------ Available data ------

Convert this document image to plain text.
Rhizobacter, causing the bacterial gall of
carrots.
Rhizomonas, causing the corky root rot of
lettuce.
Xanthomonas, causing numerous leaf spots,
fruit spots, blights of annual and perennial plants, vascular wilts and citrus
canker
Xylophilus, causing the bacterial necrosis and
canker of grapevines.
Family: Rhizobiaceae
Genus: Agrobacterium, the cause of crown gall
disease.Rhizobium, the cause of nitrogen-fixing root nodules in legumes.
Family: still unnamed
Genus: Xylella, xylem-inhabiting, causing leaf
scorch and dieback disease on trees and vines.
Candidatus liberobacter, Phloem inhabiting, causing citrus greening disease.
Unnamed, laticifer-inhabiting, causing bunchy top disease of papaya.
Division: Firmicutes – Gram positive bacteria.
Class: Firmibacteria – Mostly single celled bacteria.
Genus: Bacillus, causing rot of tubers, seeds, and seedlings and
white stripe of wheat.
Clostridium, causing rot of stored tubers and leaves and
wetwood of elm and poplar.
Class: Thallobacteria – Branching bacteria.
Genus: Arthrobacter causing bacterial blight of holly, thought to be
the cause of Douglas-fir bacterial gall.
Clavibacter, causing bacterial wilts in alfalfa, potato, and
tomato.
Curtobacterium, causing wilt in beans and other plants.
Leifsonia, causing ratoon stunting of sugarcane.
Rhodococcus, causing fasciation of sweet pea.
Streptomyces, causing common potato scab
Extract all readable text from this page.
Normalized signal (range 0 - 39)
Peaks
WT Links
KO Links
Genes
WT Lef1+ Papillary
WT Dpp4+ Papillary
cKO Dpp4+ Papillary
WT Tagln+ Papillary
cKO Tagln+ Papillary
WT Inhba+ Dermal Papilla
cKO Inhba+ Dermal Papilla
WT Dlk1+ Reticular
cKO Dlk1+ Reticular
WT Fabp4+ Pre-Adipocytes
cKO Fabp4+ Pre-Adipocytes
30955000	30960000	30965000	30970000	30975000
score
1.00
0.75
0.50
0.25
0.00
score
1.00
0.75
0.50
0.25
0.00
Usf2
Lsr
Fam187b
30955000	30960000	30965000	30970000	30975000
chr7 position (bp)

------

### Task details
Using the data above, return each line that includes the word "cause".

### Reply to the task
Genus: Agrobacterium, the cause of crown gall
disease.Rhizobium, the cause of nitrogen-fixing root nodules in legumes.
the cause of Douglas-fir bacterial gall.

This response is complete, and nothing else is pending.